## Short task:
Every record must be repeated exactly, with no omission.

## Exercise data:
--
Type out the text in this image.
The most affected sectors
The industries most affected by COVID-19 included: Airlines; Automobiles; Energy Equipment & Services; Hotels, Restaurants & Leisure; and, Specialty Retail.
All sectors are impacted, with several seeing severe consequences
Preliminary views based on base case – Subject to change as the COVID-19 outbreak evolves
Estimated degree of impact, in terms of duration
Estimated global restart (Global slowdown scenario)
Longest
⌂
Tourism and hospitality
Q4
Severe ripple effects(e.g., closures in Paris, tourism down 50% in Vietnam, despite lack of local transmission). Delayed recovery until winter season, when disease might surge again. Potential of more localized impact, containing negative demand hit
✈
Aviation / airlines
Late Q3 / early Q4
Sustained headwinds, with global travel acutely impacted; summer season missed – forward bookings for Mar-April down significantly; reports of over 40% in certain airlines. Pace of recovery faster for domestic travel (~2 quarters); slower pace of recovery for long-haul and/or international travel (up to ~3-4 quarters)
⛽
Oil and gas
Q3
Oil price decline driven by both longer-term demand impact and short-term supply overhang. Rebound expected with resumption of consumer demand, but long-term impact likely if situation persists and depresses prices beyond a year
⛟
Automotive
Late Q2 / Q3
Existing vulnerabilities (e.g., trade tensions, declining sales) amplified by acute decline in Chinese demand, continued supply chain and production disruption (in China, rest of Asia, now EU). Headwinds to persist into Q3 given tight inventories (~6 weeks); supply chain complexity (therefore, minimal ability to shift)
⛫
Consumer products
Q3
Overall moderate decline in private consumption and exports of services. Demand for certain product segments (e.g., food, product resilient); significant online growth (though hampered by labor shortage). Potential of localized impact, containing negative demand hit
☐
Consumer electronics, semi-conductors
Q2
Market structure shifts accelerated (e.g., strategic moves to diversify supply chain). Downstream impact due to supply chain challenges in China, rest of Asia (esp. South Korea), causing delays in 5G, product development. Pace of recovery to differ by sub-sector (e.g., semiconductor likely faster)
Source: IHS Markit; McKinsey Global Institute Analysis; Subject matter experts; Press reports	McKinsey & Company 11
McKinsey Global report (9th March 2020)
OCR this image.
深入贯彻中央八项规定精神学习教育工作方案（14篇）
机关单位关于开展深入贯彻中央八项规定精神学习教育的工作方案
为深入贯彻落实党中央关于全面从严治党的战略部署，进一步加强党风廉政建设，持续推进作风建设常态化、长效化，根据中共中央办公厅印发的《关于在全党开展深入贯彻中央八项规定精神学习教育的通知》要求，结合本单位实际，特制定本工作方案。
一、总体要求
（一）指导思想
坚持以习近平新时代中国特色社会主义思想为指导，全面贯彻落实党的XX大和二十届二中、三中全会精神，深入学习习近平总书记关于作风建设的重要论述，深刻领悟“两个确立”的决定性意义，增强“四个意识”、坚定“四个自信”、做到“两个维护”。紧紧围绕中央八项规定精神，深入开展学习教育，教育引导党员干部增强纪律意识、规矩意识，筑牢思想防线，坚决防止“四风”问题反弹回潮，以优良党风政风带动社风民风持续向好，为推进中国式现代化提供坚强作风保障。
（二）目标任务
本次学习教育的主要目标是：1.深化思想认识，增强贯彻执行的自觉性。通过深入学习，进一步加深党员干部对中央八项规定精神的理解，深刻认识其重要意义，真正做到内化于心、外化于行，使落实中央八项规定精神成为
--
## Result:
Type out the text in this image.
The most affected sectors
The industries most affected by COVID-19 included: Airlines; Automobiles; Energy Equipment & Services; Hotels, Restaurants & Leisure; and, Specialty Retail.
All sectors are impacted, with several seeing severe consequences
Preliminary views based on base case – Subject to change as the COVID-19 outbreak evolves
Estimated degree of impact, in terms of duration
Estimated global restart (Global slowdown scenario)
Longest
⌂
Tourism and hospitality
Q4
Severe ripple effects(e.g., closures in Paris, tourism down 50% in Vietnam, despite lack of local transmission). Delayed recovery until winter season, when disease might surge again. Potential of more localized impact, containing negative demand hit
✈
Aviation / airlines
Late Q3 / early Q4
Sustained headwinds, with global travel acutely impacted; summer season missed – forward bookings for Mar-April down significantly; reports of over 40% in certain airlines. Pace of recovery faster for domestic travel (~2 quarters); slower pace of recovery for long-haul and/or international travel (up to ~3-4 quarters)
⛽
Oil and gas
Q3
Oil price decline driven by both longer-term demand impact and short-term supply overhang. Rebound expected with resumption of consumer demand, but long-term impact likely if situation persists and depresses prices beyond a year
⛟
Automotive
Late Q2 / Q3
Existing vulnerabilities (e.g., trade tensions, declining sales) amplified by acute decline in Chinese demand, continued supply chain and production disruption (in China, rest of Asia, now EU). Headwinds to persist into Q3 given tight inventories (~6 weeks); supply chain complexity (therefore, minimal ability to shift)
⛫
Consumer products
Q3
Overall moderate decline in private consumption and exports of services. Demand for certain product segments (e.g., food, product resilient); significant online growth (though hampered by labor shortage). Potential of localized impact, containing negative demand hit
☐
Consumer electronics, semi-conductors
Q2
Market structure shifts accelerated (e.g., strategic moves to diversify supply chain). Downstream impact due to supply chain challenges in China, rest of Asia (esp. South Korea), causing delays in 5G, product development. Pace of recovery to differ by sub-sector (e.g., semiconductor likely faster)
Source: IHS Markit; McKinsey Global Institute Analysis; Subject matter experts; Press reports	McKinsey & Company 11
McKinsey Global report (9th March 2020)
OCR this image.
深入贯彻中央八项规定精神学习教育工作方案（14篇）
机关单位关于开展深入贯彻中央八项规定精神学习教育的工作方案
为深入贯彻落实党中央关于全面从严治党的战略部署，进一步加强党风廉政建设，持续推进作风建设常态化、长效化，根据中共中央办公厅印发的《关于在全党开展深入贯彻中央八项规定精神学习教育的通知》要求，结合本单位实际，特制定本工作方案。
一、总体要求
（一）指导思想
坚持以习近平新时代中国特色社会主义思想为指导，全面贯彻落实党的XX大和二十届二中、三中全会精神，深入学习习近平总书记关于作风建设的重要论述，深刻领悟“两个确立”的决定性意义，增强“四个意识”、坚定“四个自信”、做到“两个维护”。紧紧围绕中央八项规定精神，深入开展学习教育，教育引导党员干部增强纪律意识、规矩意识，筑牢思想防线，坚决防止“四风”问题反弹回潮，以优良党风政风带动社风民风持续向好，为推进中国式现代化提供坚强作风保障。
（二）目标任务
本次学习教育的主要目标是：1.深化思想认识，增强贯彻执行的自觉性。通过深入学习，进一步加深党员干部对中央八项规定精神的理解，深刻认识其重要意义，真正做到内化于心、外化于行，使落实中央八项规定精神成为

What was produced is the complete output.